Data supplied:
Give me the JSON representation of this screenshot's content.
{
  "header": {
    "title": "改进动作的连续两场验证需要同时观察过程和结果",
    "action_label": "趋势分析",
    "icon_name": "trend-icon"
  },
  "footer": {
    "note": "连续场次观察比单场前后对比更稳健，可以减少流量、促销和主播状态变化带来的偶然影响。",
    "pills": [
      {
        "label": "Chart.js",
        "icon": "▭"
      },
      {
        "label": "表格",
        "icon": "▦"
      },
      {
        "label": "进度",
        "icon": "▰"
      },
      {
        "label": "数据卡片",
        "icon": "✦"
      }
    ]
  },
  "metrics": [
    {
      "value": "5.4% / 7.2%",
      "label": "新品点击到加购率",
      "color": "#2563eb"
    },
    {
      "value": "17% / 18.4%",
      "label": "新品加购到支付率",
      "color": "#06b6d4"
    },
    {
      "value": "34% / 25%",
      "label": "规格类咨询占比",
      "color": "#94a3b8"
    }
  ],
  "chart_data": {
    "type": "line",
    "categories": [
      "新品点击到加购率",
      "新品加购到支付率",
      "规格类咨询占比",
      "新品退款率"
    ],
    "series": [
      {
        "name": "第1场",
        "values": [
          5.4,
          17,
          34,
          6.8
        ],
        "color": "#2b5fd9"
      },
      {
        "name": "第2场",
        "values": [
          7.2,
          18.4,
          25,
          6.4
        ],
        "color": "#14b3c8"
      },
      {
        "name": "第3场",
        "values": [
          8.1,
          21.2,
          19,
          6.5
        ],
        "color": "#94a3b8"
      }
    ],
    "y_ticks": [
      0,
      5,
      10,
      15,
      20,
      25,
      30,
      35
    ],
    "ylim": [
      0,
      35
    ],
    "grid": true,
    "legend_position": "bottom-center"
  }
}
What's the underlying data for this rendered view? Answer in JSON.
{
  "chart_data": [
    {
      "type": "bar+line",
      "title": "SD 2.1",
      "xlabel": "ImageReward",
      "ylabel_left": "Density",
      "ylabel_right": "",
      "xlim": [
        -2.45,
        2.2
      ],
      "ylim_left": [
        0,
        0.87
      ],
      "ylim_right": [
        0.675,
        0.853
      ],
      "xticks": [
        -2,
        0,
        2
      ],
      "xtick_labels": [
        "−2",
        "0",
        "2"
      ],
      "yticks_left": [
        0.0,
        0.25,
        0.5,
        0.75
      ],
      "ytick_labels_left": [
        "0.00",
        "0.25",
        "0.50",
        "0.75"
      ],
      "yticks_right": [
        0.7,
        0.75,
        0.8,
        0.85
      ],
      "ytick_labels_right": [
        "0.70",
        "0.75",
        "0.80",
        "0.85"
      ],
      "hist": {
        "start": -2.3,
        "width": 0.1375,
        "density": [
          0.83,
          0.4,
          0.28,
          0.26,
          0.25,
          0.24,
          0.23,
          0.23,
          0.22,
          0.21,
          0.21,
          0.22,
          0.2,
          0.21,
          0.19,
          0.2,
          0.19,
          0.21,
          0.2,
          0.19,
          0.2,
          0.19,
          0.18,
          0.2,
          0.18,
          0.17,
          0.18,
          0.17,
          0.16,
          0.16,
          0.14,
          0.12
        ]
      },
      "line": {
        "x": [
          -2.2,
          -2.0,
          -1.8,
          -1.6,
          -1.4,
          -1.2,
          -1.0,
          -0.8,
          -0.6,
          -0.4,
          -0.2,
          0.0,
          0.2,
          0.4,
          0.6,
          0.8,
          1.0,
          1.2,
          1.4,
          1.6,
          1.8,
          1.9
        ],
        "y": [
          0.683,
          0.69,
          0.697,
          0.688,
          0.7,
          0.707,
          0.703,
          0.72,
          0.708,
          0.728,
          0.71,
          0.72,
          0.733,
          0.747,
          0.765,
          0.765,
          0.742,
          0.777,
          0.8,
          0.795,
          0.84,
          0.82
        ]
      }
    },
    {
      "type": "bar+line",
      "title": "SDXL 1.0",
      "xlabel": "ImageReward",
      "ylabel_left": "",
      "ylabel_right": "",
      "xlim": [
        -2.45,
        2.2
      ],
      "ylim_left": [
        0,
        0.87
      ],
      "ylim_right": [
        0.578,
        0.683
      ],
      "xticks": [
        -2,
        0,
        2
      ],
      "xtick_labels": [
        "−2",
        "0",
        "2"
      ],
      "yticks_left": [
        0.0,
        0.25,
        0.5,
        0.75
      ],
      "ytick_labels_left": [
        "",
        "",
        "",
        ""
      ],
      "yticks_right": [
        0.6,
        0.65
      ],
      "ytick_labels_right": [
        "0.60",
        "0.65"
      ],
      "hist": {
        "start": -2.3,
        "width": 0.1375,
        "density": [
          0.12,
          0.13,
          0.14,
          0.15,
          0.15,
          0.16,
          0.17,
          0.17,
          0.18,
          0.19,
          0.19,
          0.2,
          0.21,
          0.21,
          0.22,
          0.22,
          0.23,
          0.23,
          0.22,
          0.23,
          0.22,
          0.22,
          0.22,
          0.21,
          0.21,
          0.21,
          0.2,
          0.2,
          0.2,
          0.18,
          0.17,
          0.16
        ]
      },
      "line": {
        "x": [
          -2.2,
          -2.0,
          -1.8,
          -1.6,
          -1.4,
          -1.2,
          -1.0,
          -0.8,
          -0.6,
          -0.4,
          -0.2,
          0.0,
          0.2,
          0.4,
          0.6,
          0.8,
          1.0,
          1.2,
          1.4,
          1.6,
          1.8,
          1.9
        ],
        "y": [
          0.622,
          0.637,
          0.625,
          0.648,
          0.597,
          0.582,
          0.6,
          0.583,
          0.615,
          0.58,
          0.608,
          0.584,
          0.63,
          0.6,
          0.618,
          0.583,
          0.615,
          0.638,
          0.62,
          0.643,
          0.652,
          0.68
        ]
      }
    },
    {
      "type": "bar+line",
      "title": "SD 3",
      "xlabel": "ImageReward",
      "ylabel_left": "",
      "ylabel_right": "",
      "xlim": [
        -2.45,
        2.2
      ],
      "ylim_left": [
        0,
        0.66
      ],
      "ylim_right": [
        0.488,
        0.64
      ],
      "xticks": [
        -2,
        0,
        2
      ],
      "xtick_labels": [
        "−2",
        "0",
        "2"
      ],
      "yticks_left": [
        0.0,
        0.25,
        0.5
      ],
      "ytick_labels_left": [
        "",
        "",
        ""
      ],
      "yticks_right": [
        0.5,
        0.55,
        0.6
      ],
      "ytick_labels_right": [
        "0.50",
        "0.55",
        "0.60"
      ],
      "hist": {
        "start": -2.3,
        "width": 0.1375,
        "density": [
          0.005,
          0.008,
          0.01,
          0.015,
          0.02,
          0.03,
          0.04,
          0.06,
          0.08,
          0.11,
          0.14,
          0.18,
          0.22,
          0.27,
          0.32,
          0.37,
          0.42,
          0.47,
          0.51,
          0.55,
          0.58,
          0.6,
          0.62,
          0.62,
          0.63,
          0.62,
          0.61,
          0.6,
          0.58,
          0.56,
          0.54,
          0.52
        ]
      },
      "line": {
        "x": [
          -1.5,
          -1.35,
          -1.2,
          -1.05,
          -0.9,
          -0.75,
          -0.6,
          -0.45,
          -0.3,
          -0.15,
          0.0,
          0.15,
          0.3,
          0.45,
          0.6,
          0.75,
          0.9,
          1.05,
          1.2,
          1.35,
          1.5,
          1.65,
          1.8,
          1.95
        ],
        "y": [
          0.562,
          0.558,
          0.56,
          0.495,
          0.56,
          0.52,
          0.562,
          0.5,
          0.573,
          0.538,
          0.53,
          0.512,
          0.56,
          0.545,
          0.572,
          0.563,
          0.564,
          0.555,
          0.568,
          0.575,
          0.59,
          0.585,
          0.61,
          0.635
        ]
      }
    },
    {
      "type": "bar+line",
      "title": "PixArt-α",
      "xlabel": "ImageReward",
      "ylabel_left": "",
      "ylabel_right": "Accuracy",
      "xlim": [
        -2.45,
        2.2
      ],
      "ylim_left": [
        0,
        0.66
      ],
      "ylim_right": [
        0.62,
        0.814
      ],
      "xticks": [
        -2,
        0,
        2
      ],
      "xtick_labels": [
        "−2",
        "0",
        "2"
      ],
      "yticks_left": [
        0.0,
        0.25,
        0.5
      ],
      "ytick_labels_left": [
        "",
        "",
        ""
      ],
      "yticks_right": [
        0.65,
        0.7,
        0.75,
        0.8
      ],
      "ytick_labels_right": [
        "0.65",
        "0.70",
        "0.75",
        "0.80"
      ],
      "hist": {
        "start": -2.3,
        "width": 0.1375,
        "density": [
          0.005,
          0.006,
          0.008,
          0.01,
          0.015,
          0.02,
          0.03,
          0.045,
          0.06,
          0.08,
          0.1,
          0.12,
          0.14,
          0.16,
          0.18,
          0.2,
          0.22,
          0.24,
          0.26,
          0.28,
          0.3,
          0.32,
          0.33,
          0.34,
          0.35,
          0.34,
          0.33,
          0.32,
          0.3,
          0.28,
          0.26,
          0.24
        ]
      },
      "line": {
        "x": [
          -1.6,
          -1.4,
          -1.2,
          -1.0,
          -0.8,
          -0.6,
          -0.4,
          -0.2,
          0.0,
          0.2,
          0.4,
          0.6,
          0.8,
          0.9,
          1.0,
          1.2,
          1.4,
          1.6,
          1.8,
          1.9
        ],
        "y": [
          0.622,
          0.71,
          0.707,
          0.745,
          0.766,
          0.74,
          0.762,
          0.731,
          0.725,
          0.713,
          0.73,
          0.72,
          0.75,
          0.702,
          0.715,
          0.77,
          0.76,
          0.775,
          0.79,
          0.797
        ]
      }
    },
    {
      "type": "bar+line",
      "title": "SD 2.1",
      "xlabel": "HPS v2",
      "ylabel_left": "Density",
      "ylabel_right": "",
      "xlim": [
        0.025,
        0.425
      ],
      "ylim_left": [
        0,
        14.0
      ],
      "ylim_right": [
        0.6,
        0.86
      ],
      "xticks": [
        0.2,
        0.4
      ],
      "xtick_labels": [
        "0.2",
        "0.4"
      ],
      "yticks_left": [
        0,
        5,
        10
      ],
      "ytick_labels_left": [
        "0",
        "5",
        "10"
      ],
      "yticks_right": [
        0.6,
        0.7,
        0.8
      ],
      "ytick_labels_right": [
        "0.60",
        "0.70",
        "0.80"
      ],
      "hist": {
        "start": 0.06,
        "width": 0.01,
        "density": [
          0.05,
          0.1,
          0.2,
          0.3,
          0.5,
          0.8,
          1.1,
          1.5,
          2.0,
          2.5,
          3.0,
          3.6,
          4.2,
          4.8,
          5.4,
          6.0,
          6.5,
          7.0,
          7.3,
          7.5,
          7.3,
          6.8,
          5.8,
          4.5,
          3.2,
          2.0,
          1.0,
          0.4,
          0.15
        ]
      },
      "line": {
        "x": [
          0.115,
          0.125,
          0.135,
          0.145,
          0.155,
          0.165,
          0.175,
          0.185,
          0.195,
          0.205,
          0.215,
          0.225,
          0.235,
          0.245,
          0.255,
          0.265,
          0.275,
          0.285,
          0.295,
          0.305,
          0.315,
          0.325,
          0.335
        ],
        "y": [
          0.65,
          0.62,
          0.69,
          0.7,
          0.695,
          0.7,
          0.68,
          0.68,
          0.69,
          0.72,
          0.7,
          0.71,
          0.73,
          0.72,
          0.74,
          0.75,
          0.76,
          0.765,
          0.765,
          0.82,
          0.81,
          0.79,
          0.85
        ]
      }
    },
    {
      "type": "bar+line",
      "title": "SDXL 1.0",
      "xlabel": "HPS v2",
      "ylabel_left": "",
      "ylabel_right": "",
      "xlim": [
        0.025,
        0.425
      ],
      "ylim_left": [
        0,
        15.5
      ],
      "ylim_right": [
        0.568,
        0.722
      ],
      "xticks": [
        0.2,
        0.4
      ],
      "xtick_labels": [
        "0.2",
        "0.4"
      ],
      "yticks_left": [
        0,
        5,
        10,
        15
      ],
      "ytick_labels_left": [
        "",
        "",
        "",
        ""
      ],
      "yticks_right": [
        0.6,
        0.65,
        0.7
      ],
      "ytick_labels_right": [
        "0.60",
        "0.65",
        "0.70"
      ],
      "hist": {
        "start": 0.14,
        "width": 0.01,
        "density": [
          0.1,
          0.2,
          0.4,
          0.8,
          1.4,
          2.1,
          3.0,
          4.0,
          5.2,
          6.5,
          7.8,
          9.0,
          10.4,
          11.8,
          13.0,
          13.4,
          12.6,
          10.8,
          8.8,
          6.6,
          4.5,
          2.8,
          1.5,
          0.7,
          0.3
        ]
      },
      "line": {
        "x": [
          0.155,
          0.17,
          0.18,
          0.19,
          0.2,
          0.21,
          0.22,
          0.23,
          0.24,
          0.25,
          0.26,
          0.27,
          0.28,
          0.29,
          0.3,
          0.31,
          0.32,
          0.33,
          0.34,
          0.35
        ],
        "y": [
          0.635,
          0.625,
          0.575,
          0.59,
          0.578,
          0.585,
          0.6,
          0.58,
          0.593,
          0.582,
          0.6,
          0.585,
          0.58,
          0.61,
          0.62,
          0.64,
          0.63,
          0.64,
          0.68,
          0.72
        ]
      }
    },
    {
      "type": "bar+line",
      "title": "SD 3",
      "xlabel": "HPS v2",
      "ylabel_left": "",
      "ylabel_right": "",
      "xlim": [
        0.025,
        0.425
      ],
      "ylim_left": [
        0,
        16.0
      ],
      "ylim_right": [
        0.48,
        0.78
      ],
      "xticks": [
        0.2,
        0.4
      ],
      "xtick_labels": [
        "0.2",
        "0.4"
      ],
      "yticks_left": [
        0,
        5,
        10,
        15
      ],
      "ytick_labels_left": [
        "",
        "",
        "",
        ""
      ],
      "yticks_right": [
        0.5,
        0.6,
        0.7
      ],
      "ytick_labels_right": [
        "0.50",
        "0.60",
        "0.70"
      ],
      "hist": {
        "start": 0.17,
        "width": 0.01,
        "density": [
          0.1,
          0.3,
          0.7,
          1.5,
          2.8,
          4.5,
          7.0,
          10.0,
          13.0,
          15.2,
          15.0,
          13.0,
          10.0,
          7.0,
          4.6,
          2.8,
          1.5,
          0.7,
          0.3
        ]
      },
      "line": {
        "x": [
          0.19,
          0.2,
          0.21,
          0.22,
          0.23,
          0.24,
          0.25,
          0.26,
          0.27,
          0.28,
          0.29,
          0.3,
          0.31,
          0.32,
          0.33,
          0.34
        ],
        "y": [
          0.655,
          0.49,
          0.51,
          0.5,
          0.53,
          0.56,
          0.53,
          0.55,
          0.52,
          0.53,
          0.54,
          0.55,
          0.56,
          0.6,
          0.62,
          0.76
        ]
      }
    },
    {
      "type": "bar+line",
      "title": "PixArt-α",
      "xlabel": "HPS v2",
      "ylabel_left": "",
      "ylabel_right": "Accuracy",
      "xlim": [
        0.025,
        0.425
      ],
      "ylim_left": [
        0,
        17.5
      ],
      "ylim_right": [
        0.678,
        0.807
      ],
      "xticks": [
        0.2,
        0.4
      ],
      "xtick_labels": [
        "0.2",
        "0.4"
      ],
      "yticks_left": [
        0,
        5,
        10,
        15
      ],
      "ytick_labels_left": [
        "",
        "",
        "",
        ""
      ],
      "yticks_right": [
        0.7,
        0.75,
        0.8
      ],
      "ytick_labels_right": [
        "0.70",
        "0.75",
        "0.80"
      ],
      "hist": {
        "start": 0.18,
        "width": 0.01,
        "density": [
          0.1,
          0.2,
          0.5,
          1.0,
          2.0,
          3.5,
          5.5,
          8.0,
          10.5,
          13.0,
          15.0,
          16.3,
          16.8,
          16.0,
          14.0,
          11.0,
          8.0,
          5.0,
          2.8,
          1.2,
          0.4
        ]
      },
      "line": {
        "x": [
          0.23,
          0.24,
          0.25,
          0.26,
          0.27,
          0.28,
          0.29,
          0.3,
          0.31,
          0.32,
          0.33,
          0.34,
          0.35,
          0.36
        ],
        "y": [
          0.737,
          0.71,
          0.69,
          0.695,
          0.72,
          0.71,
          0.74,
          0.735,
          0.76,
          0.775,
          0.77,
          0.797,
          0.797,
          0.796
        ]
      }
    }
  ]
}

Objective: Which lines hold the string "this"? List them all.

Written response:
Give me the JSON representation of this screenshot's content.
What's the underlying data for this rendered view? Answer in JSON.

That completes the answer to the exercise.